◆ Problem details: Among the lines listed below, count those that include the string "South", and state only the count.

☆ ☆ ☆

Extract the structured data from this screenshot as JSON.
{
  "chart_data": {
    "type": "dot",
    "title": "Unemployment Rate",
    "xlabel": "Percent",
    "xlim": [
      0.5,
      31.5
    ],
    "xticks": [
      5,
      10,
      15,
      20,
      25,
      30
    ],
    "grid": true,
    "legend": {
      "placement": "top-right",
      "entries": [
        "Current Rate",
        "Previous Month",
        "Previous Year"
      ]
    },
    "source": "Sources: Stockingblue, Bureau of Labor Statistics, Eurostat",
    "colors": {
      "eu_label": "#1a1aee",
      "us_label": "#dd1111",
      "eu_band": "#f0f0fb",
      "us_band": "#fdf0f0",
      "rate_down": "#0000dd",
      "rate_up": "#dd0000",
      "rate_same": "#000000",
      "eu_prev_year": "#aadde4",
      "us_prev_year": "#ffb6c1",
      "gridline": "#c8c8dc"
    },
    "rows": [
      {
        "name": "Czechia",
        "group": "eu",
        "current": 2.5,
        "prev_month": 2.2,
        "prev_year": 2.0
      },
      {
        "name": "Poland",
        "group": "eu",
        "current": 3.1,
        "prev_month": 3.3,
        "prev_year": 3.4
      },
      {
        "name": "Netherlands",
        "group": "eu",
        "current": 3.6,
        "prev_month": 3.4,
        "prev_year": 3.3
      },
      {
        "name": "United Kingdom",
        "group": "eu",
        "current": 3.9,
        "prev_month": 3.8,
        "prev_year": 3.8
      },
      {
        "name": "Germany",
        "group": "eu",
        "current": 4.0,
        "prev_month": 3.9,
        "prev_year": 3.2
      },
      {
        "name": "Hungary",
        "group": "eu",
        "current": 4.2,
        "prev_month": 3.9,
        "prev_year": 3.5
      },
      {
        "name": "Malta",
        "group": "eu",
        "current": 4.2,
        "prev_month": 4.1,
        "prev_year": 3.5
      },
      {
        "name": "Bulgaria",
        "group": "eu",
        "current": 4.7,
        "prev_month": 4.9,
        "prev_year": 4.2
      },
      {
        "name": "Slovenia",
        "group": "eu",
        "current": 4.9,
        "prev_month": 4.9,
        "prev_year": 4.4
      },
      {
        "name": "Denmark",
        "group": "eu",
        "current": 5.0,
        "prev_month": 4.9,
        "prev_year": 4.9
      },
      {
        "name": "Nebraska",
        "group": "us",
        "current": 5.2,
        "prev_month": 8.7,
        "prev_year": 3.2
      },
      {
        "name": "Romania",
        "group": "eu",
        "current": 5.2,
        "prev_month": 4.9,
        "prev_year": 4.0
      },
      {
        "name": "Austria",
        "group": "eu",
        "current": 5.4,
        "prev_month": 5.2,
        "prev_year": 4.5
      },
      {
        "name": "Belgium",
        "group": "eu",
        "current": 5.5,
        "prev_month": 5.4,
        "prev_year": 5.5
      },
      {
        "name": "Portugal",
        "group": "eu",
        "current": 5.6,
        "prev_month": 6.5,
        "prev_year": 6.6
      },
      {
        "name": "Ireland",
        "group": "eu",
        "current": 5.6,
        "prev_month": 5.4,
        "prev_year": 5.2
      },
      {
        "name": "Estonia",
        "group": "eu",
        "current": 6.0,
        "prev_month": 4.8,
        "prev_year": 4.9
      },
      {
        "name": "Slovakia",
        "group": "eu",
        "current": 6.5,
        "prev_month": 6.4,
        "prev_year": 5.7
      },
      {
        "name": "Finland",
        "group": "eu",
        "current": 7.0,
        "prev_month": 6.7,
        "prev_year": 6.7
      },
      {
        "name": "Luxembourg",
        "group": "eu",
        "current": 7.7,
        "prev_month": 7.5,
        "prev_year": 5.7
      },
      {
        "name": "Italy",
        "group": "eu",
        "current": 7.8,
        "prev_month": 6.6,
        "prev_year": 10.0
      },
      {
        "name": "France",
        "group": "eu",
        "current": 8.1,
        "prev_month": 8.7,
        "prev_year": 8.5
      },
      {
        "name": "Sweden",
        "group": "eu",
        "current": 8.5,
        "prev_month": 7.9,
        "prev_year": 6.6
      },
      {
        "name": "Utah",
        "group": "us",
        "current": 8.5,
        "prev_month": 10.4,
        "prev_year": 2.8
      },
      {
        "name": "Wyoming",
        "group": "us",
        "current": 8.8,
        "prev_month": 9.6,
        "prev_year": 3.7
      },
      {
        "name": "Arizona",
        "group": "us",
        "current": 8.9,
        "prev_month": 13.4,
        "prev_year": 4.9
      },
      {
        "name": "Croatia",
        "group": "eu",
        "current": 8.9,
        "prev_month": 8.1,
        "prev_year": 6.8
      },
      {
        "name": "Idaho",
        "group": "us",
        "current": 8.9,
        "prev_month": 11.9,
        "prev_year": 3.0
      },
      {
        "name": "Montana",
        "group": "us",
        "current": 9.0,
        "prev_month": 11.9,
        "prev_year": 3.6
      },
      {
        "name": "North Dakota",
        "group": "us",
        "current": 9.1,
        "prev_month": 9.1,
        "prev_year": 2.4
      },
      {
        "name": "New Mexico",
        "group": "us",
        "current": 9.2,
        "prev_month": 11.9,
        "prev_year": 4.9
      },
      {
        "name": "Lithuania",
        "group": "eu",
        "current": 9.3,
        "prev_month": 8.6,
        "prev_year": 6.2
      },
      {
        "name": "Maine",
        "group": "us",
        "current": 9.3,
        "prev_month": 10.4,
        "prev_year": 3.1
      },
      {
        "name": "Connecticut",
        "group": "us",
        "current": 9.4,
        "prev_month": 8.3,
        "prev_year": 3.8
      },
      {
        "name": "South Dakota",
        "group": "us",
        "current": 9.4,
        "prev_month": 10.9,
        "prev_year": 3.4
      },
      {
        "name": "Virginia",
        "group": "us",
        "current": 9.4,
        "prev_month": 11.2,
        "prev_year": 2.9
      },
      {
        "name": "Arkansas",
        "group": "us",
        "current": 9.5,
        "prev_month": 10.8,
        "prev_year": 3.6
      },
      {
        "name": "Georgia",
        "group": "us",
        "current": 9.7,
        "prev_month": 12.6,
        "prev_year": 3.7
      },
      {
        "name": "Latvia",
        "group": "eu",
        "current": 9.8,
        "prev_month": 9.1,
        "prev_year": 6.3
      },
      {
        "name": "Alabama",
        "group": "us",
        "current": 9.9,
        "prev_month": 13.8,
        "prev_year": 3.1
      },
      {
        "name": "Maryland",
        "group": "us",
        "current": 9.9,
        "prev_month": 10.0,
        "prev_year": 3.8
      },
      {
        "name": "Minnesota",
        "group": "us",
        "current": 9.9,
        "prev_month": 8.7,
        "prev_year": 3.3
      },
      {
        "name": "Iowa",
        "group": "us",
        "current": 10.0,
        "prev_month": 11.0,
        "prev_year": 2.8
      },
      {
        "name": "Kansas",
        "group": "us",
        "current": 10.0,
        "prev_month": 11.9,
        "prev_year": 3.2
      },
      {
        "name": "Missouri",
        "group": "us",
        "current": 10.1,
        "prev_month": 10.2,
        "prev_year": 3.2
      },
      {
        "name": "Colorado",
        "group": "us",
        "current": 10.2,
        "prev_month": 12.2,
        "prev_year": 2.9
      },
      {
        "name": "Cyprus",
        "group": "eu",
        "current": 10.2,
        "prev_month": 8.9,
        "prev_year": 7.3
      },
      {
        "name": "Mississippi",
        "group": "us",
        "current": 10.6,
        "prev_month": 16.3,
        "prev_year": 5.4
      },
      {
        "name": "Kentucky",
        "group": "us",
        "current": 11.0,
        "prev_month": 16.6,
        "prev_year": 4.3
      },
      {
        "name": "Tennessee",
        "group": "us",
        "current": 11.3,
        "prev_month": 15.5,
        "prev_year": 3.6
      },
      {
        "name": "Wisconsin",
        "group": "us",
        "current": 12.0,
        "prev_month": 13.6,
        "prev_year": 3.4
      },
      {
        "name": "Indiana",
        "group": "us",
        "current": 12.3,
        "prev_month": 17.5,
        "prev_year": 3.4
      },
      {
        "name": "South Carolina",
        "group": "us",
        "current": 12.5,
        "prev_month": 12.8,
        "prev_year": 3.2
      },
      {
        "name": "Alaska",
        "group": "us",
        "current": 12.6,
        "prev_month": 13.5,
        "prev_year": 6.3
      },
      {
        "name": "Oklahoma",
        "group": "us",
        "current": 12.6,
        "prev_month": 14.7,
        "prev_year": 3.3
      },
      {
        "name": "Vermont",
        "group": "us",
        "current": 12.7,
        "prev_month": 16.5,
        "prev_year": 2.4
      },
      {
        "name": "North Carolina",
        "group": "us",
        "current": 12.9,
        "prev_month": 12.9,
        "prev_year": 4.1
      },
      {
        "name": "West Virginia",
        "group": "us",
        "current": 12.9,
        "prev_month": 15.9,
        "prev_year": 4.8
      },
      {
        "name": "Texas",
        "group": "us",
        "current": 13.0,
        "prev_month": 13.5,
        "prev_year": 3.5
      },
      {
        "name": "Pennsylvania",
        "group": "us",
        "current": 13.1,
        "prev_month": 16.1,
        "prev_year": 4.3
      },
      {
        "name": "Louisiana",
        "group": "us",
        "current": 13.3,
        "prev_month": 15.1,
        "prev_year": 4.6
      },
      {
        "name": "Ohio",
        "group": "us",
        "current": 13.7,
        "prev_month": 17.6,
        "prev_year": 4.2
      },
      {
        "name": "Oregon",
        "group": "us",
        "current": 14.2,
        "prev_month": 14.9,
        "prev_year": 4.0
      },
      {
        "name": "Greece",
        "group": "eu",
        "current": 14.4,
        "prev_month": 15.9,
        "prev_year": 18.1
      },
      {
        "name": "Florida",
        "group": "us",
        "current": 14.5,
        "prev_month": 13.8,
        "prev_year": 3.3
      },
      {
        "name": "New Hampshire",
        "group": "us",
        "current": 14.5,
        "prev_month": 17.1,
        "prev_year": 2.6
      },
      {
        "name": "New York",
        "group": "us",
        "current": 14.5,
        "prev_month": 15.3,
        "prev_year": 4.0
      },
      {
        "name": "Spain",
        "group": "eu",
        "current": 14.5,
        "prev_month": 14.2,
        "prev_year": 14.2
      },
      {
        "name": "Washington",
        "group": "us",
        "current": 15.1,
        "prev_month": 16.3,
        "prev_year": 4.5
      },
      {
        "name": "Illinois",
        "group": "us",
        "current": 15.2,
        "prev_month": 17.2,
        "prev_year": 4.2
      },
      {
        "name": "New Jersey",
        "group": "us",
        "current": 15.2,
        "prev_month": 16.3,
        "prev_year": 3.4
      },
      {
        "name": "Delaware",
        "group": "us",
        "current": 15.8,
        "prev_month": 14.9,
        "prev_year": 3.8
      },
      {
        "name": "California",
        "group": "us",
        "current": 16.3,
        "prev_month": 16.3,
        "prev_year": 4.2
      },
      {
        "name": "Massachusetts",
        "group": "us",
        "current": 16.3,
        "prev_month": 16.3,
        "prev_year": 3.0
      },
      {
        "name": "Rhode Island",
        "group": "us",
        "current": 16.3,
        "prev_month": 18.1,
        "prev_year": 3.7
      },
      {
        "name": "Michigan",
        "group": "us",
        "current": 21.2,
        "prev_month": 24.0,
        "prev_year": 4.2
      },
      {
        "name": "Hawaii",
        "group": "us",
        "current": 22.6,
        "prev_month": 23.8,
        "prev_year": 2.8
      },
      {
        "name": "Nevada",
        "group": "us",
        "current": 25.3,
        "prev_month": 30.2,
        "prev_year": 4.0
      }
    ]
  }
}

☆ ☆ ☆

◆ Written answer: 2